## What you are asked to do
Reproduce verbatim the lines of the data listing below, from its first line through the line containing "watermark: imwithyou.com.au —", with both of these lines included.

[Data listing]
>>>>>
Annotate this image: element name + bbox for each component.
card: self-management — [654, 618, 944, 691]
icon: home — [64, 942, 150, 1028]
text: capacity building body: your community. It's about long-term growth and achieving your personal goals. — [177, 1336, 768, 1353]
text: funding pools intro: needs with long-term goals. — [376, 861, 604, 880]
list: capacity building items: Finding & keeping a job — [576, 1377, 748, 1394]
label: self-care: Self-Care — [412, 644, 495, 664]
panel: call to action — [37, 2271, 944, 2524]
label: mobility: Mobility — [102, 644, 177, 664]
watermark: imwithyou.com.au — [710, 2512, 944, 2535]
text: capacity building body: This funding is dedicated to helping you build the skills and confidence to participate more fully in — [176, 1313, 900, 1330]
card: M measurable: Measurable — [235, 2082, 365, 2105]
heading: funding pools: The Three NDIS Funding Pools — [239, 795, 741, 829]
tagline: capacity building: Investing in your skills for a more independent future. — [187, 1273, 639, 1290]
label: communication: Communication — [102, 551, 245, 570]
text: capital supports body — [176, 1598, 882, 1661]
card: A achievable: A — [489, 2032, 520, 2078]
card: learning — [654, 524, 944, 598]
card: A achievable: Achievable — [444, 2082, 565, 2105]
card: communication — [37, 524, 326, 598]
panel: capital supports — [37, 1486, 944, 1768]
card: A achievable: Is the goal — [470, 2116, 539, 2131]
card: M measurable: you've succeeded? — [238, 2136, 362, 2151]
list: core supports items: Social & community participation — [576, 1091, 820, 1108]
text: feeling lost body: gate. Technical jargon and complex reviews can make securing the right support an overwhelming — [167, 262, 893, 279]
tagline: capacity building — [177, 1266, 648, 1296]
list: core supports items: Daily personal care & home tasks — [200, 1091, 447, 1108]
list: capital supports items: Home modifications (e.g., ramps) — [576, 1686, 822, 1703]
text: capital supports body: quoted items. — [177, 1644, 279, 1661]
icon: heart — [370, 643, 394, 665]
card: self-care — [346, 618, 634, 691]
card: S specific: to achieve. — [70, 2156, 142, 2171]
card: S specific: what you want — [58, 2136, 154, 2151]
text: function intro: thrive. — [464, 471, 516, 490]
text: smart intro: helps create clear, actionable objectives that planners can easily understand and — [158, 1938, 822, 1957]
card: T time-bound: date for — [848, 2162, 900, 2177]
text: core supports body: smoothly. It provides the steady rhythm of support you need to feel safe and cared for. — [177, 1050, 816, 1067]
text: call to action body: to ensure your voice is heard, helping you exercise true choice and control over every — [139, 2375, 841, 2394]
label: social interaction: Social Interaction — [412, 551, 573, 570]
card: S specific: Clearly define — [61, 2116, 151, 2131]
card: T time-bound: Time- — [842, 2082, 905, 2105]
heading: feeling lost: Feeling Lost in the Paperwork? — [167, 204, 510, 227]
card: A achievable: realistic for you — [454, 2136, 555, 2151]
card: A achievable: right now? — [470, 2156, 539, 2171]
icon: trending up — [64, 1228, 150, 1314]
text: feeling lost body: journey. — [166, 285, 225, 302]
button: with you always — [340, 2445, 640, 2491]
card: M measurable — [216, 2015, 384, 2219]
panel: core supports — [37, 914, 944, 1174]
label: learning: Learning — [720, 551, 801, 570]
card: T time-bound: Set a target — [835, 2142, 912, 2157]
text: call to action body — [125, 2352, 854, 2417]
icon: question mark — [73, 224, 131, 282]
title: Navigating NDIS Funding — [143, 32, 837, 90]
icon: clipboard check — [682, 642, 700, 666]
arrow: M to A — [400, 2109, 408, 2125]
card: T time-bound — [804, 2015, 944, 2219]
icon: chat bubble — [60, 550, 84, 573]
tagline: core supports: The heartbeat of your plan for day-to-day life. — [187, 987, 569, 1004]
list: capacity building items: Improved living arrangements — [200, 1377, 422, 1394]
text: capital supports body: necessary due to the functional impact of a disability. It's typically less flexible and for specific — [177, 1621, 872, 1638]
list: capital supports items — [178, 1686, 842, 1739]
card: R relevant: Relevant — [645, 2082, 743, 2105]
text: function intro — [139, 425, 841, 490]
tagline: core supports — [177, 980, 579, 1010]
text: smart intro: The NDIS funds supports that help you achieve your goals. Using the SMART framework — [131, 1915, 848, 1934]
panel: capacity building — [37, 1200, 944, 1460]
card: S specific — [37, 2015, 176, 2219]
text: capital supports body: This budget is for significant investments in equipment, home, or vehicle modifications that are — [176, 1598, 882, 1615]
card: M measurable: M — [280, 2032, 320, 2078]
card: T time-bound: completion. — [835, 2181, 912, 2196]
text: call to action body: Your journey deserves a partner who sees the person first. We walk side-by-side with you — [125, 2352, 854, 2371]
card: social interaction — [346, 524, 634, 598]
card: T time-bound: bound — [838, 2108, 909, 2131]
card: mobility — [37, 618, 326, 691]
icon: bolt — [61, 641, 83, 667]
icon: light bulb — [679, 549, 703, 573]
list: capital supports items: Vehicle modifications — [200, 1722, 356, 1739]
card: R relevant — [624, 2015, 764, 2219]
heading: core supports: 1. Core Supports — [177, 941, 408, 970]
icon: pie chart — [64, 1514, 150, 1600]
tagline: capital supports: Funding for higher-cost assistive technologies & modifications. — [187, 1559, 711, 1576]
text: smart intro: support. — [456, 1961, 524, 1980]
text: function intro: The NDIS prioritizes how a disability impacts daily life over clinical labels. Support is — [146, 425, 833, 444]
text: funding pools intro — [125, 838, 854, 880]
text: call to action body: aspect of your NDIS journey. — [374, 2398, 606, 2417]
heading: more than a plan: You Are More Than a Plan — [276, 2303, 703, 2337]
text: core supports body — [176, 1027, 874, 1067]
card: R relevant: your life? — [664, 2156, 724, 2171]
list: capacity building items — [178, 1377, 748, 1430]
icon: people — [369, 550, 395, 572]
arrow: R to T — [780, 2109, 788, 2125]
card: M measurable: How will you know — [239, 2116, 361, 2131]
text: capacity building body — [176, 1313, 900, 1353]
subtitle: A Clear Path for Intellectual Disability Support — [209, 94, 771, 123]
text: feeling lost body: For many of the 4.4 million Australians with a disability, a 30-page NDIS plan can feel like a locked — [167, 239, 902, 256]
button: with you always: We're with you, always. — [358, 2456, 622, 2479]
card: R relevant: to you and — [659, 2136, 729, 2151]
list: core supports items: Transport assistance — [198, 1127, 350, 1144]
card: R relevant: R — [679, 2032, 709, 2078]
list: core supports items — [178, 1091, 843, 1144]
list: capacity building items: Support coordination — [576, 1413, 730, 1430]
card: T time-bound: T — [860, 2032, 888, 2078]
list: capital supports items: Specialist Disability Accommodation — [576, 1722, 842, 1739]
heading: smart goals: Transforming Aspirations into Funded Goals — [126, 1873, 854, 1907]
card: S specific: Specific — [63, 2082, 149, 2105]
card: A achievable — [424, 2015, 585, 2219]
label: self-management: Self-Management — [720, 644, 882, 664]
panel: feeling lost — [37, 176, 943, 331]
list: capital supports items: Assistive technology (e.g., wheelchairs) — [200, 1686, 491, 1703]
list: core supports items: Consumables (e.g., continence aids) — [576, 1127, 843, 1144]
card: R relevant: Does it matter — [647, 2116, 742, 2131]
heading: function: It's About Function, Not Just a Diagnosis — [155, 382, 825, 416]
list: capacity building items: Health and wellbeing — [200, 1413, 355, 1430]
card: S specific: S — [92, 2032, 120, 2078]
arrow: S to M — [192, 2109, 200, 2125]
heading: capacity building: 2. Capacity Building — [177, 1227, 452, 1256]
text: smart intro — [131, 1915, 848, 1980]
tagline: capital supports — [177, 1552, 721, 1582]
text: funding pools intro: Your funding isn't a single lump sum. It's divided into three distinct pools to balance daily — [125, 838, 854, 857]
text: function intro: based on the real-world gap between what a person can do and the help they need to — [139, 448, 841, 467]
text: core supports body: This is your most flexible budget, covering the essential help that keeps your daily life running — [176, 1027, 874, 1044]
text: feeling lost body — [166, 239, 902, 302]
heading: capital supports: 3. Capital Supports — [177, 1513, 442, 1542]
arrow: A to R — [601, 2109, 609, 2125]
<<<<<
## Answer to this exercise
Annotate this image: element name + bbox for each component.
card: self-management — [654, 618, 944, 691]
icon: home — [64, 942, 150, 1028]
text: capacity building body: your community. It's about long-term growth and achieving your personal goals. — [177, 1336, 768, 1353]
text: funding pools intro: needs with long-term goals. — [376, 861, 604, 880]
list: capacity building items: Finding & keeping a job — [576, 1377, 748, 1394]
label: self-care: Self-Care — [412, 644, 495, 664]
panel: call to action — [37, 2271, 944, 2524]
label: mobility: Mobility — [102, 644, 177, 664]
watermark: imwithyou.com.au — [710, 2512, 944, 2535]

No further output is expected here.